_WHAT THIS TASK INVOLVES:_
Retype all material exactly. Pictures stay out of the copy.

^^^^^^^^

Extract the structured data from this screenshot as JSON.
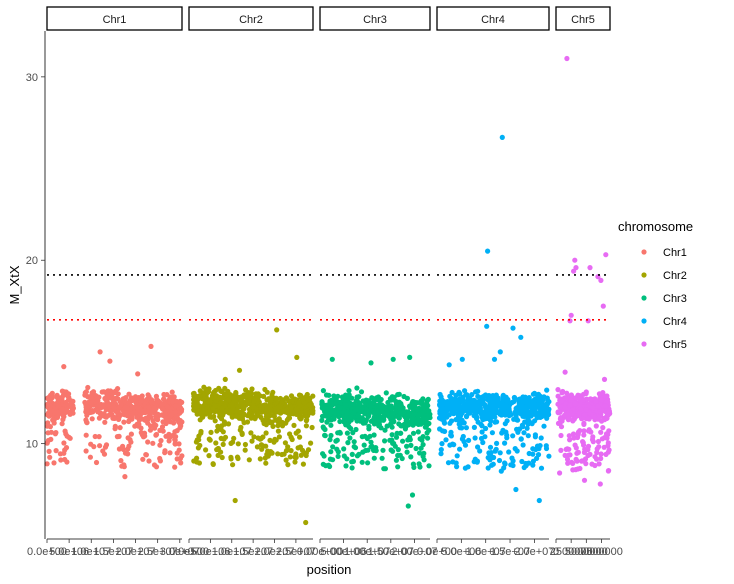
{
  "chart_data": {
    "type": "scatter",
    "facet_by": "chromosome",
    "xlabel": "position",
    "ylabel": "M_XtX",
    "ylim": [
      4.8,
      32.5
    ],
    "y_ticks": [
      10,
      20,
      30
    ],
    "y_tick_labels": [
      "10",
      "20",
      "30"
    ],
    "grid": false,
    "legend_title": "chromosome",
    "legend_position": "right",
    "thresholds": [
      {
        "value": 19.2,
        "color": "#000000",
        "style": "dotted"
      },
      {
        "value": 16.75,
        "color": "#ff0000",
        "style": "dotted"
      }
    ],
    "panels": [
      {
        "label": "Chr1",
        "color": "#F8766D",
        "xlim": [
          0,
          30500000
        ],
        "x_tick_labels": [
          "0.0e+00",
          "5.0e+06",
          "1.0e+07",
          "1.5e+07",
          "2.0e+07",
          "2.5e+07",
          "3.0e+07"
        ],
        "x_tick_values": [
          0,
          5000000,
          10000000,
          15000000,
          20000000,
          25000000,
          30000000
        ],
        "dense_band": {
          "segments": [
            [
              0,
              6000000
            ],
            [
              8500000,
              30500000
            ]
          ],
          "count": 700,
          "center": 12.0,
          "spread": 0.9,
          "drift": 0.15,
          "tail_frac": 0.22,
          "tail_min": 8.7,
          "tail_max": 11.8
        },
        "points": [
          {
            "x": 3800000,
            "y": 14.2
          },
          {
            "x": 12000000,
            "y": 15.0
          },
          {
            "x": 14200000,
            "y": 14.5
          },
          {
            "x": 23500000,
            "y": 15.3
          },
          {
            "x": 20500000,
            "y": 13.8
          },
          {
            "x": 17600000,
            "y": 8.2
          },
          {
            "x": 4500000,
            "y": 9.0
          },
          {
            "x": 12600000,
            "y": 9.6
          },
          {
            "x": 27800000,
            "y": 9.5
          }
        ]
      },
      {
        "label": "Chr2",
        "color": "#A3A500",
        "xlim": [
          0,
          29000000
        ],
        "x_tick_labels": [
          "0.0e+00",
          "5.0e+06",
          "1.0e+07",
          "1.5e+07",
          "2.0e+07",
          "2.5e+07"
        ],
        "x_tick_values": [
          0,
          5000000,
          10000000,
          15000000,
          20000000,
          25000000
        ],
        "dense_band": {
          "segments": [
            [
              1000000,
              29000000
            ]
          ],
          "count": 700,
          "center": 12.1,
          "spread": 0.9,
          "drift": 0.1,
          "tail_frac": 0.22,
          "tail_min": 8.8,
          "tail_max": 11.8
        },
        "points": [
          {
            "x": 10800000,
            "y": 6.9
          },
          {
            "x": 27300000,
            "y": 5.7
          },
          {
            "x": 20500000,
            "y": 16.2
          },
          {
            "x": 11800000,
            "y": 14.0
          },
          {
            "x": 25200000,
            "y": 14.7
          },
          {
            "x": 8500000,
            "y": 13.5
          },
          {
            "x": 19400000,
            "y": 9.5
          },
          {
            "x": 24800000,
            "y": 9.0
          }
        ]
      },
      {
        "label": "Chr3",
        "color": "#00BF7D",
        "xlim": [
          0,
          23300000
        ],
        "x_tick_labels": [
          "0.00e+00",
          "5.00e+06",
          "1.00e+07",
          "1.50e+07",
          "2.00e+07"
        ],
        "x_tick_values": [
          0,
          5000000,
          10000000,
          15000000,
          20000000
        ],
        "dense_band": {
          "segments": [
            [
              300000,
              23300000
            ]
          ],
          "count": 600,
          "center": 11.8,
          "spread": 0.9,
          "drift": 0.05,
          "tail_frac": 0.22,
          "tail_min": 8.6,
          "tail_max": 11.5
        },
        "points": [
          {
            "x": 2600000,
            "y": 14.6
          },
          {
            "x": 10800000,
            "y": 14.4
          },
          {
            "x": 15500000,
            "y": 14.6
          },
          {
            "x": 19000000,
            "y": 14.7
          },
          {
            "x": 19600000,
            "y": 7.2
          },
          {
            "x": 18700000,
            "y": 6.6
          },
          {
            "x": 1200000,
            "y": 8.8
          },
          {
            "x": 21000000,
            "y": 8.9
          }
        ]
      },
      {
        "label": "Chr4",
        "color": "#00B0F6",
        "xlim": [
          0,
          23000000
        ],
        "x_tick_labels": [
          "0.0e+00",
          "5.0e+06",
          "1.0e+07",
          "1.5e+07",
          "2.0e+07"
        ],
        "x_tick_values": [
          0,
          5000000,
          10000000,
          15000000,
          20000000
        ],
        "dense_band": {
          "segments": [
            [
              500000,
              23000000
            ]
          ],
          "count": 600,
          "center": 12.0,
          "spread": 0.85,
          "drift": 0.05,
          "tail_frac": 0.22,
          "tail_min": 8.6,
          "tail_max": 11.6
        },
        "points": [
          {
            "x": 13400000,
            "y": 26.7
          },
          {
            "x": 10400000,
            "y": 20.5
          },
          {
            "x": 10200000,
            "y": 16.4
          },
          {
            "x": 15600000,
            "y": 16.3
          },
          {
            "x": 13000000,
            "y": 15.0
          },
          {
            "x": 17200000,
            "y": 15.8
          },
          {
            "x": 5200000,
            "y": 14.6
          },
          {
            "x": 11800000,
            "y": 14.6
          },
          {
            "x": 2500000,
            "y": 14.3
          },
          {
            "x": 16200000,
            "y": 7.5
          },
          {
            "x": 21000000,
            "y": 6.9
          },
          {
            "x": 13200000,
            "y": 8.5
          }
        ]
      },
      {
        "label": "Chr5",
        "color": "#E76BF3",
        "xlim": [
          0,
          8900000
        ],
        "x_tick_labels": [
          "0",
          "2500000",
          "5000000",
          "7500000"
        ],
        "x_tick_values": [
          0,
          2500000,
          5000000,
          7500000
        ],
        "dense_band": {
          "segments": [
            [
              300000,
              8900000
            ]
          ],
          "count": 380,
          "center": 12.0,
          "spread": 0.8,
          "drift": 0.05,
          "tail_frac": 0.25,
          "tail_min": 8.5,
          "tail_max": 11.5
        },
        "points": [
          {
            "x": 1800000,
            "y": 31.0
          },
          {
            "x": 3100000,
            "y": 20.0
          },
          {
            "x": 3300000,
            "y": 19.6
          },
          {
            "x": 2900000,
            "y": 19.4
          },
          {
            "x": 5600000,
            "y": 19.6
          },
          {
            "x": 8200000,
            "y": 20.3
          },
          {
            "x": 6900000,
            "y": 19.1
          },
          {
            "x": 7400000,
            "y": 18.9
          },
          {
            "x": 2500000,
            "y": 17.0
          },
          {
            "x": 2300000,
            "y": 16.7
          },
          {
            "x": 5300000,
            "y": 16.7
          },
          {
            "x": 7800000,
            "y": 17.5
          },
          {
            "x": 1500000,
            "y": 13.9
          },
          {
            "x": 4700000,
            "y": 8.0
          },
          {
            "x": 7300000,
            "y": 7.8
          },
          {
            "x": 600000,
            "y": 8.4
          },
          {
            "x": 8000000,
            "y": 13.5
          }
        ]
      }
    ],
    "legend_items": [
      "Chr1",
      "Chr2",
      "Chr3",
      "Chr4",
      "Chr5"
    ]
  }
}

^^^^^^^^

_RESPONSE TO THE TASK:_
Extract the structured data from this screenshot as JSON.
{
  "chart_data": {
    "type": "scatter",
    "facet_by": "chromosome",
    "xlabel": "position",
    "ylabel": "M_XtX",
    "ylim": [
      4.8,
      32.5
    ],
    "y_ticks": [
      10,
      20,
      30
    ],
    "y_tick_labels": [
      "10",
      "20",
      "30"
    ],
    "grid": false,
    "legend_title": "chromosome",
    "legend_position": "right",
    "thresholds": [
      {
        "value": 19.2,
        "color": "#000000",
        "style": "dotted"
      },
      {
        "value": 16.75,
        "color": "#ff0000",
        "style": "dotted"
      }
    ],
    "panels": [
      {
        "label": "Chr1",
        "color": "#F8766D",
        "xlim": [
          0,
          30500000
        ],
        "x_tick_labels": [
          "0.0e+00",
          "5.0e+06",
          "1.0e+07",
          "1.5e+07",
          "2.0e+07",
          "2.5e+07",
          "3.0e+07"
        ],
        "x_tick_values": [
          0,
          5000000,
          10000000,
          15000000,
          20000000,
          25000000,
          30000000
        ],
        "dense_band": {
          "segments": [
            [
              0,
              6000000
            ],
            [
              8500000,
              30500000
            ]
          ],
          "count": 700,
          "center": 12.0,
          "spread": 0.9,
          "drift": 0.15,
          "tail_frac": 0.22,
          "tail_min": 8.7,
          "tail_max": 11.8
        },
        "points": [
          {
            "x": 3800000,
            "y": 14.2
          },
          {
            "x": 12000000,
            "y": 15.0
          },
          {
            "x": 14200000,
            "y": 14.5
          },
          {
            "x": 23500000,
            "y": 15.3
          },
          {
            "x": 20500000,
            "y": 13.8
          },
          {
            "x": 17600000,
            "y": 8.2
          },
          {
            "x": 4500000,
            "y": 9.0
          },
          {
            "x": 12600000,
            "y": 9.6
          },
          {
            "x": 27800000,
            "y": 9.5
          }
        ]
      },
      {
        "label": "Chr2",
        "color": "#A3A500",
        "xlim": [
          0,
          29000000
        ],
        "x_tick_labels": [
          "0.0e+00",
          "5.0e+06",
          "1.0e+07",
          "1.5e+07",
          "2.0e+07",
          "2.5e+07"
        ],
        "x_tick_values": [
          0,
          5000000,
          10000000,
          15000000,
          20000000,
          25000000
        ],
        "dense_band": {
          "segments": [
            [
              1000000,
              29000000
            ]
          ],
          "count": 700,
          "center": 12.1,
          "spread": 0.9,
          "drift": 0.1,
          "tail_frac": 0.22,
          "tail_min": 8.8,
          "tail_max": 11.8
        },
        "points": [
          {
            "x": 10800000,
            "y": 6.9
          },
          {
            "x": 27300000,
            "y": 5.7
          },
          {
            "x": 20500000,
            "y": 16.2
          },
          {
            "x": 11800000,
            "y": 14.0
          },
          {
            "x": 25200000,
            "y": 14.7
          },
          {
            "x": 8500000,
            "y": 13.5
          },
          {
            "x": 19400000,
            "y": 9.5
          },
          {
            "x": 24800000,
            "y": 9.0
          }
        ]
      },
      {
        "label": "Chr3",
        "color": "#00BF7D",
        "xlim": [
          0,
          23300000
        ],
        "x_tick_labels": [
          "0.00e+00",
          "5.00e+06",
          "1.00e+07",
          "1.50e+07",
          "2.00e+07"
        ],
        "x_tick_values": [
          0,
          5000000,
          10000000,
          15000000,
          20000000
        ],
        "dense_band": {
          "segments": [
            [
              300000,
              23300000
            ]
          ],
          "count": 600,
          "center": 11.8,
          "spread": 0.9,
          "drift": 0.05,
          "tail_frac": 0.22,
          "tail_min": 8.6,
          "tail_max": 11.5
        },
        "points": [
          {
            "x": 2600000,
            "y": 14.6
          },
          {
            "x": 10800000,
            "y": 14.4
          },
          {
            "x": 15500000,
            "y": 14.6
          },
          {
            "x": 19000000,
            "y": 14.7
          },
          {
            "x": 19600000,
            "y": 7.2
          },
          {
            "x": 18700000,
            "y": 6.6
          },
          {
            "x": 1200000,
            "y": 8.8
          },
          {
            "x": 21000000,
            "y": 8.9
          }
        ]
      },
      {
        "label": "Chr4",
        "color": "#00B0F6",
        "xlim": [
          0,
          23000000
        ],
        "x_tick_labels": [
          "0.0e+00",
          "5.0e+06",
          "1.0e+07",
          "1.5e+07",
          "2.0e+07"
        ],
        "x_tick_values": [
          0,
          5000000,
          10000000,
          15000000,
          20000000
        ],
        "dense_band": {
          "segments": [
            [
              500000,
              23000000
            ]
          ],
          "count": 600,
          "center": 12.0,
          "spread": 0.85,
          "drift": 0.05,
          "tail_frac": 0.22,
          "tail_min": 8.6,
          "tail_max": 11.6
        },
        "points": [
          {
            "x": 13400000,
            "y": 26.7
          },
          {
            "x": 10400000,
            "y": 20.5
          },
          {
            "x": 10200000,
            "y": 16.4
          },
          {
            "x": 15600000,
            "y": 16.3
          },
          {
            "x": 13000000,
            "y": 15.0
          },
          {
            "x": 17200000,
            "y": 15.8
          },
          {
            "x": 5200000,
            "y": 14.6
          },
          {
            "x": 11800000,
            "y": 14.6
          },
          {
            "x": 2500000,
            "y": 14.3
          },
          {
            "x": 16200000,
            "y": 7.5
          },
          {
            "x": 21000000,
            "y": 6.9
          },
          {
            "x": 13200000,
            "y": 8.5
          }
        ]
      },
      {
        "label": "Chr5",
        "color": "#E76BF3",
        "xlim": [
          0,
          8900000
        ],
        "x_tick_labels": [
          "0",
          "2500000",
          "5000000",
          "7500000"
        ],
        "x_tick_values": [
          0,
          2500000,
          5000000,
          7500000
        ],
        "dense_band": {
          "segments": [
            [
              300000,
              8900000
            ]
          ],
          "count": 380,
          "center": 12.0,
          "spread": 0.8,
          "drift": 0.05,
          "tail_frac": 0.25,
          "tail_min": 8.5,
          "tail_max": 11.5
        },
        "points": [
          {
            "x": 1800000,
            "y": 31.0
          },
          {
            "x": 3100000,
            "y": 20.0
          },
          {
            "x": 3300000,
            "y": 19.6
          },
          {
            "x": 2900000,
            "y": 19.4
          },
          {
            "x": 5600000,
            "y": 19.6
          },
          {
            "x": 8200000,
            "y": 20.3
          },
          {
            "x": 6900000,
            "y": 19.1
          },
          {
            "x": 7400000,
            "y": 18.9
          },
          {
            "x": 2500000,
            "y": 17.0
          },
          {
            "x": 2300000,
            "y": 16.7
          },
          {
            "x": 5300000,
            "y": 16.7
          },
          {
            "x": 7800000,
            "y": 17.5
          },
          {
            "x": 1500000,
            "y": 13.9
          },
          {
            "x": 4700000,
            "y": 8.0
          },
          {
            "x": 7300000,
            "y": 7.8
          },
          {
            "x": 600000,
            "y": 8.4
          },
          {
            "x": 8000000,
            "y": 13.5
          }
        ]
      }
    ],
    "legend_items": [
      "Chr1",
      "Chr2",
      "Chr3",
      "Chr4",
      "Chr5"
    ]
  }
}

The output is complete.